== WHAT YOU WILL DO ==
Read the records below and copy each line that contains "TURKPOSDIRECT".
------ RECORDS PROVIDED
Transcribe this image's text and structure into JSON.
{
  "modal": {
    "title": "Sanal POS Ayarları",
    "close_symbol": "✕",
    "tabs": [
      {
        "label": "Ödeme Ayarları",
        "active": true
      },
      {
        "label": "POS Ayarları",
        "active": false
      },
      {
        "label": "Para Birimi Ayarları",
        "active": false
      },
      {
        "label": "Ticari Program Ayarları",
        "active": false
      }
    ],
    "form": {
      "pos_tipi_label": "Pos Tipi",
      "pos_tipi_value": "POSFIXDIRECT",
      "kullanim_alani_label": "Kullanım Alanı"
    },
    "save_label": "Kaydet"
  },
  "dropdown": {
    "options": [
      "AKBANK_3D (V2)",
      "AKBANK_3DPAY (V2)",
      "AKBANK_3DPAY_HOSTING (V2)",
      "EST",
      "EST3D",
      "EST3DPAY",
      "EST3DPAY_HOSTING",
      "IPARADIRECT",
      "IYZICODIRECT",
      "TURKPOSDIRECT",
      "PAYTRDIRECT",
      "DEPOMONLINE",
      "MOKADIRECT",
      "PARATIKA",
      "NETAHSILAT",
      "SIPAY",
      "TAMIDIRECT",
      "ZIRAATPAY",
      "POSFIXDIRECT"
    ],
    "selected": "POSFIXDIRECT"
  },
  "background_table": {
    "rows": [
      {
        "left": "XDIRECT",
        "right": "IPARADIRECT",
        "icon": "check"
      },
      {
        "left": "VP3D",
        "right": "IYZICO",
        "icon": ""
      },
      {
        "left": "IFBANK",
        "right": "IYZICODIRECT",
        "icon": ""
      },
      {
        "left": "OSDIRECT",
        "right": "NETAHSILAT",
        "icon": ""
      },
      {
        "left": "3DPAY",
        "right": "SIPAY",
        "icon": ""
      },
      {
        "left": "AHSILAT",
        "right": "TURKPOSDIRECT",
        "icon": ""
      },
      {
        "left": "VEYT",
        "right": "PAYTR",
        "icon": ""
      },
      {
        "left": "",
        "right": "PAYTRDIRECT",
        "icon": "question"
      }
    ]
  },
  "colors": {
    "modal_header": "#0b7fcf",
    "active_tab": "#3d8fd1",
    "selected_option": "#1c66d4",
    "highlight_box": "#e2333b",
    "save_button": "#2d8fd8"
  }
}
------------
== EXERCISE ANSWER ==
      "TURKPOSDIRECT",
        "right": "TURKPOSDIRECT",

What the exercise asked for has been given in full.